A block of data
+---+
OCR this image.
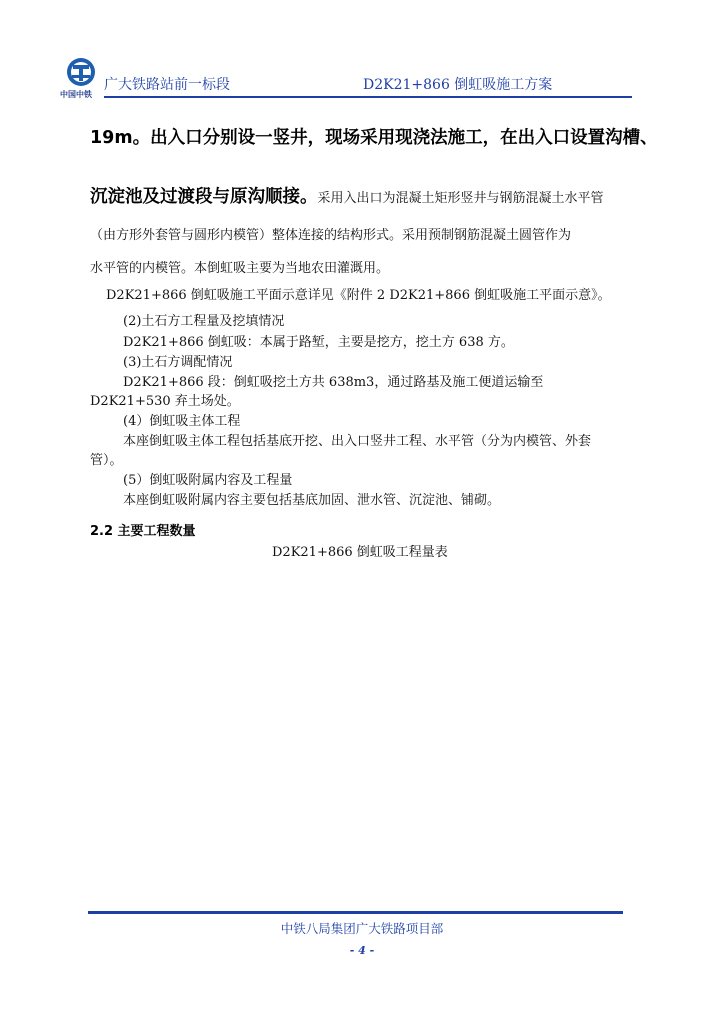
中国中铁
广大铁路站前一标段	D2K21+866 倒虹吸施工方案
19m。出入口分别设一竖井，现场采用现浇法施工，在出入口设置沟槽、
沉淀池及过渡段与原沟顺接。采用入出口为混凝土矩形竖井与钢筋混凝土水平管
（由方形外套管与圆形内模管）整体连接的结构形式。采用预制钢筋混凝土圆管作为
水平管的内模管。本倒虹吸主要为当地农田灌溉用。
D2K21+866 倒虹吸施工平面示意详见《附件 2 D2K21+866 倒虹吸施工平面示意》。
(2)土石方工程量及挖填情况
D2K21+866 倒虹吸：本属于路堑，主要是挖方，挖土方 638 方。
(3)土石方调配情况
D2K21+866 段：倒虹吸挖土方共 638m3，通过路基及施工便道运输至
D2K21+530 弃土场处。
(4）倒虹吸主体工程
本座倒虹吸主体工程包括基底开挖、出入口竖井工程、水平管（分为内模管、外套
管）。
(5）倒虹吸附属内容及工程量
本座倒虹吸附属内容主要包括基底加固、泄水管、沉淀池、铺砌。
2.2 主要工程数量
D2K21+866 倒虹吸工程量表
中铁八局集团广大铁路项目部
- 4 -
+---+
- Work required:
Leave the pictures out and reproduce each record exactly as written.

- Full answer:
OCR this image.
中国中铁
广大铁路站前一标段	D2K21+866 倒虹吸施工方案
19m。出入口分别设一竖井，现场采用现浇法施工，在出入口设置沟槽、
沉淀池及过渡段与原沟顺接。采用入出口为混凝土矩形竖井与钢筋混凝土水平管
（由方形外套管与圆形内模管）整体连接的结构形式。采用预制钢筋混凝土圆管作为
水平管的内模管。本倒虹吸主要为当地农田灌溉用。
D2K21+866 倒虹吸施工平面示意详见《附件 2 D2K21+866 倒虹吸施工平面示意》。
(2)土石方工程量及挖填情况
D2K21+866 倒虹吸：本属于路堑，主要是挖方，挖土方 638 方。
(3)土石方调配情况
D2K21+866 段：倒虹吸挖土方共 638m3，通过路基及施工便道运输至
D2K21+530 弃土场处。
(4）倒虹吸主体工程
本座倒虹吸主体工程包括基底开挖、出入口竖井工程、水平管（分为内模管、外套
管）。
(5）倒虹吸附属内容及工程量
本座倒虹吸附属内容主要包括基底加固、泄水管、沉淀池、铺砌。
2.2 主要工程数量
D2K21+866 倒虹吸工程量表
中铁八局集团广大铁路项目部
- 4 -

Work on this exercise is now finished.